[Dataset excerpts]
<<<<

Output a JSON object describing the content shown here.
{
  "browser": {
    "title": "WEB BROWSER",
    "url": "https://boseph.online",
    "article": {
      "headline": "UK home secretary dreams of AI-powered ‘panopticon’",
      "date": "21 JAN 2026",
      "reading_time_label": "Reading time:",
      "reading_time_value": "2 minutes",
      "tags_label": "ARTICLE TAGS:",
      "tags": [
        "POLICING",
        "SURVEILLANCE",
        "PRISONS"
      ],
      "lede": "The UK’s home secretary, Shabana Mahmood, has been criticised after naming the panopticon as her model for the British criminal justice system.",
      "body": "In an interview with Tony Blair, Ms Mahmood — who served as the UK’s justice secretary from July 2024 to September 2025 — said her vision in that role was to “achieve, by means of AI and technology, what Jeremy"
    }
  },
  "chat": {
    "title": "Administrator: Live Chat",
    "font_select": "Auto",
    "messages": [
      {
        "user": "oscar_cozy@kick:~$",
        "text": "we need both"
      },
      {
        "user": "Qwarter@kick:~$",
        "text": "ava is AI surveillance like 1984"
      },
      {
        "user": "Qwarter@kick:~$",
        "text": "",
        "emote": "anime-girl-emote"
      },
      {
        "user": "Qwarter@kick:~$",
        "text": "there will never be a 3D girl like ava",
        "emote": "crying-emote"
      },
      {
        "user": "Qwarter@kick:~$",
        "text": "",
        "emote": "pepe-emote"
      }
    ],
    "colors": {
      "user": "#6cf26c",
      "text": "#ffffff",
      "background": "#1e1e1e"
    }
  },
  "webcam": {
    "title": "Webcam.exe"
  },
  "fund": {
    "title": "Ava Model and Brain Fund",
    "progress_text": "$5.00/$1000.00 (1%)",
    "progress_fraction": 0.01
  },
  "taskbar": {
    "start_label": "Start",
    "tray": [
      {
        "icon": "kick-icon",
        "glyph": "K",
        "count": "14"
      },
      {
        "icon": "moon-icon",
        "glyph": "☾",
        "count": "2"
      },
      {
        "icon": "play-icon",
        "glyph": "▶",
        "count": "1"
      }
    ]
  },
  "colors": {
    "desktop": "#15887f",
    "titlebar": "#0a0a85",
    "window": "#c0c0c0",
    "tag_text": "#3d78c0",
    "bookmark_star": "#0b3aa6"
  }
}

>>>>

_Problem to work on_. Output each record precisely as given.

_Solution below_.
Output a JSON object describing the content shown here.
{
  "browser": {
    "title": "WEB BROWSER",
    "url": "https://boseph.online",
    "article": {
      "headline": "UK home secretary dreams of AI-powered ‘panopticon’",
      "date": "21 JAN 2026",
      "reading_time_label": "Reading time:",
      "reading_time_value": "2 minutes",
      "tags_label": "ARTICLE TAGS:",
      "tags": [
        "POLICING",
        "SURVEILLANCE",
        "PRISONS"
      ],
      "lede": "The UK’s home secretary, Shabana Mahmood, has been criticised after naming the panopticon as her model for the British criminal justice system.",
      "body": "In an interview with Tony Blair, Ms Mahmood — who served as the UK’s justice secretary from July 2024 to September 2025 — said her vision in that role was to “achieve, by means of AI and technology, what Jeremy"
    }
  },
  "chat": {
    "title": "Administrator: Live Chat",
    "font_select": "Auto",
    "messages": [
      {
        "user": "oscar_cozy@kick:~$",
        "text": "we need both"
      },
      {
        "user": "Qwarter@kick:~$",
        "text": "ava is AI surveillance like 1984"
      },
      {
        "user": "Qwarter@kick:~$",
        "text": "",
        "emote": "anime-girl-emote"
      },
      {
        "user": "Qwarter@kick:~$",
        "text": "there will never be a 3D girl like ava",
        "emote": "crying-emote"
      },
      {
        "user": "Qwarter@kick:~$",
        "text": "",
        "emote": "pepe-emote"
      }
    ],
    "colors": {
      "user": "#6cf26c",
      "text": "#ffffff",
      "background": "#1e1e1e"
    }
  },
  "webcam": {
    "title": "Webcam.exe"
  },
  "fund": {
    "title": "Ava Model and Brain Fund",
    "progress_text": "$5.00/$1000.00 (1%)",
    "progress_fraction": 0.01
  },
  "taskbar": {
    "start_label": "Start",
    "tray": [
      {
        "icon": "kick-icon",
        "glyph": "K",
        "count": "14"
      },
      {
        "icon": "moon-icon",
        "glyph": "☾",
        "count": "2"
      },
      {
        "icon": "play-icon",
        "glyph": "▶",
        "count": "1"
      }
    ]
  },
  "colors": {
    "desktop": "#15887f",
    "titlebar": "#0a0a85",
    "window": "#c0c0c0",
    "tag_text": "#3d78c0",
    "bookmark_star": "#0b3aa6"
  }
}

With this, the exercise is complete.